/---

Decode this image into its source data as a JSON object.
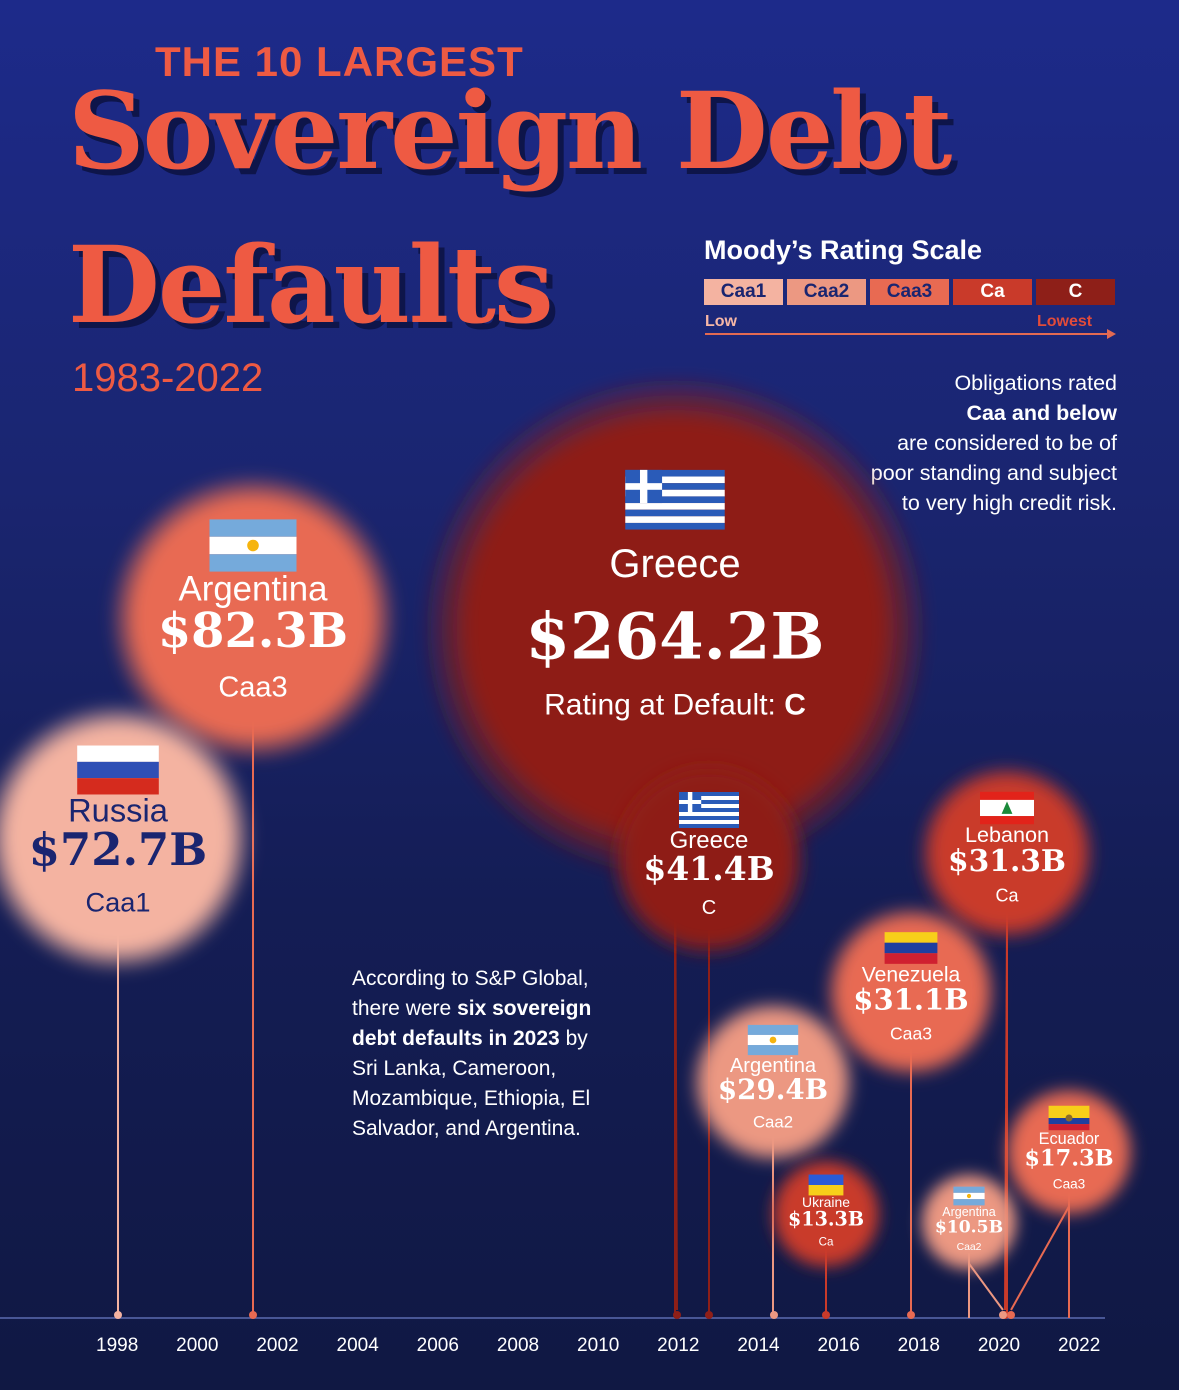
{
  "header": {
    "kicker": "THE 10 LARGEST",
    "title_line1": "Sovereign Debt",
    "title_line2": "Defaults",
    "years": "1983-2022"
  },
  "rating_scale": {
    "title": "Moody’s Rating Scale",
    "levels": [
      {
        "label": "Caa1",
        "color": "#f4b3a1",
        "text_color": "#1a2570"
      },
      {
        "label": "Caa2",
        "color": "#ec9882",
        "text_color": "#1a2570"
      },
      {
        "label": "Caa3",
        "color": "#e86a52",
        "text_color": "#1a2570"
      },
      {
        "label": "Ca",
        "color": "#c93a2a",
        "text_color": "#ffffff"
      },
      {
        "label": "C",
        "color": "#8e1f18",
        "text_color": "#ffffff"
      }
    ],
    "low_label": "Low",
    "lowest_label": "Lowest"
  },
  "notes": {
    "obligations": {
      "line1": "Obligations rated",
      "line2_bold": "Caa and below",
      "line3": "are considered to be of poor standing and subject to very high credit risk."
    },
    "sp": {
      "part1": "According to S&P Global, there were ",
      "bold": "six sovereign debt defaults in 2023",
      "part2": " by Sri Lanka, Cameroon, Mozambique, Ethiopia, El Salvador, and Argentina."
    },
    "rating_prefix": "Rating at Default: "
  },
  "chart_data": {
    "type": "scatter",
    "encoding": "bubble area proportional to value; x = year of default",
    "value_unit": "USD billions",
    "x_ticks": [
      1998,
      2000,
      2002,
      2004,
      2006,
      2008,
      2010,
      2012,
      2014,
      2016,
      2018,
      2020,
      2022
    ],
    "xlim": [
      1998,
      2022
    ],
    "points": [
      {
        "country": "Russia",
        "year": 1998.3,
        "value": 72.7,
        "value_label": "$72.7B",
        "rating": "Caa1",
        "flag": "russia-flag-icon"
      },
      {
        "country": "Argentina",
        "year": 2001.9,
        "value": 82.3,
        "value_label": "$82.3B",
        "rating": "Caa3",
        "flag": "argentina-flag-icon"
      },
      {
        "country": "Greece",
        "year": 2012.2,
        "value": 264.2,
        "value_label": "$264.2B",
        "rating": "C",
        "flag": "greece-flag-icon"
      },
      {
        "country": "Greece",
        "year": 2012.9,
        "value": 41.4,
        "value_label": "$41.4B",
        "rating": "C",
        "flag": "greece-flag-icon"
      },
      {
        "country": "Argentina",
        "year": 2014.5,
        "value": 29.4,
        "value_label": "$29.4B",
        "rating": "Caa2",
        "flag": "argentina-flag-icon"
      },
      {
        "country": "Ukraine",
        "year": 2015.8,
        "value": 13.3,
        "value_label": "$13.3B",
        "rating": "Ca",
        "flag": "ukraine-flag-icon"
      },
      {
        "country": "Venezuela",
        "year": 2017.8,
        "value": 31.1,
        "value_label": "$31.1B",
        "rating": "Caa3",
        "flag": "venezuela-flag-icon"
      },
      {
        "country": "Lebanon",
        "year": 2020.2,
        "value": 31.3,
        "value_label": "$31.3B",
        "rating": "Ca",
        "flag": "lebanon-flag-icon"
      },
      {
        "country": "Argentina",
        "year": 2020.1,
        "value": 10.5,
        "value_label": "$10.5B",
        "rating": "Caa2",
        "flag": "argentina-flag-icon"
      },
      {
        "country": "Ecuador",
        "year": 2020.3,
        "value": 17.3,
        "value_label": "$17.3B",
        "rating": "Caa3",
        "flag": "ecuador-flag-icon"
      }
    ]
  }
}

\---

• Given exercise
Omit the pictures, then output the rest of the listing exactly.

• Exercise solution
Decode this image into its source data as a JSON object.
{
  "header": {
    "kicker": "THE 10 LARGEST",
    "title_line1": "Sovereign Debt",
    "title_line2": "Defaults",
    "years": "1983-2022"
  },
  "rating_scale": {
    "title": "Moody’s Rating Scale",
    "levels": [
      {
        "label": "Caa1",
        "color": "#f4b3a1",
        "text_color": "#1a2570"
      },
      {
        "label": "Caa2",
        "color": "#ec9882",
        "text_color": "#1a2570"
      },
      {
        "label": "Caa3",
        "color": "#e86a52",
        "text_color": "#1a2570"
      },
      {
        "label": "Ca",
        "color": "#c93a2a",
        "text_color": "#ffffff"
      },
      {
        "label": "C",
        "color": "#8e1f18",
        "text_color": "#ffffff"
      }
    ],
    "low_label": "Low",
    "lowest_label": "Lowest"
  },
  "notes": {
    "obligations": {
      "line1": "Obligations rated",
      "line2_bold": "Caa and below",
      "line3": "are considered to be of poor standing and subject to very high credit risk."
    },
    "sp": {
      "part1": "According to S&P Global, there were ",
      "bold": "six sovereign debt defaults in 2023",
      "part2": " by Sri Lanka, Cameroon, Mozambique, Ethiopia, El Salvador, and Argentina."
    },
    "rating_prefix": "Rating at Default: "
  },
  "chart_data": {
    "type": "scatter",
    "encoding": "bubble area proportional to value; x = year of default",
    "value_unit": "USD billions",
    "x_ticks": [
      1998,
      2000,
      2002,
      2004,
      2006,
      2008,
      2010,
      2012,
      2014,
      2016,
      2018,
      2020,
      2022
    ],
    "xlim": [
      1998,
      2022
    ],
    "points": [
      {
        "country": "Russia",
        "year": 1998.3,
        "value": 72.7,
        "value_label": "$72.7B",
        "rating": "Caa1",
        "flag": "russia-flag-icon"
      },
      {
        "country": "Argentina",
        "year": 2001.9,
        "value": 82.3,
        "value_label": "$82.3B",
        "rating": "Caa3",
        "flag": "argentina-flag-icon"
      },
      {
        "country": "Greece",
        "year": 2012.2,
        "value": 264.2,
        "value_label": "$264.2B",
        "rating": "C",
        "flag": "greece-flag-icon"
      },
      {
        "country": "Greece",
        "year": 2012.9,
        "value": 41.4,
        "value_label": "$41.4B",
        "rating": "C",
        "flag": "greece-flag-icon"
      },
      {
        "country": "Argentina",
        "year": 2014.5,
        "value": 29.4,
        "value_label": "$29.4B",
        "rating": "Caa2",
        "flag": "argentina-flag-icon"
      },
      {
        "country": "Ukraine",
        "year": 2015.8,
        "value": 13.3,
        "value_label": "$13.3B",
        "rating": "Ca",
        "flag": "ukraine-flag-icon"
      },
      {
        "country": "Venezuela",
        "year": 2017.8,
        "value": 31.1,
        "value_label": "$31.1B",
        "rating": "Caa3",
        "flag": "venezuela-flag-icon"
      },
      {
        "country": "Lebanon",
        "year": 2020.2,
        "value": 31.3,
        "value_label": "$31.3B",
        "rating": "Ca",
        "flag": "lebanon-flag-icon"
      },
      {
        "country": "Argentina",
        "year": 2020.1,
        "value": 10.5,
        "value_label": "$10.5B",
        "rating": "Caa2",
        "flag": "argentina-flag-icon"
      },
      {
        "country": "Ecuador",
        "year": 2020.3,
        "value": 17.3,
        "value_label": "$17.3B",
        "rating": "Caa3",
        "flag": "ecuador-flag-icon"
      }
    ]
  }
}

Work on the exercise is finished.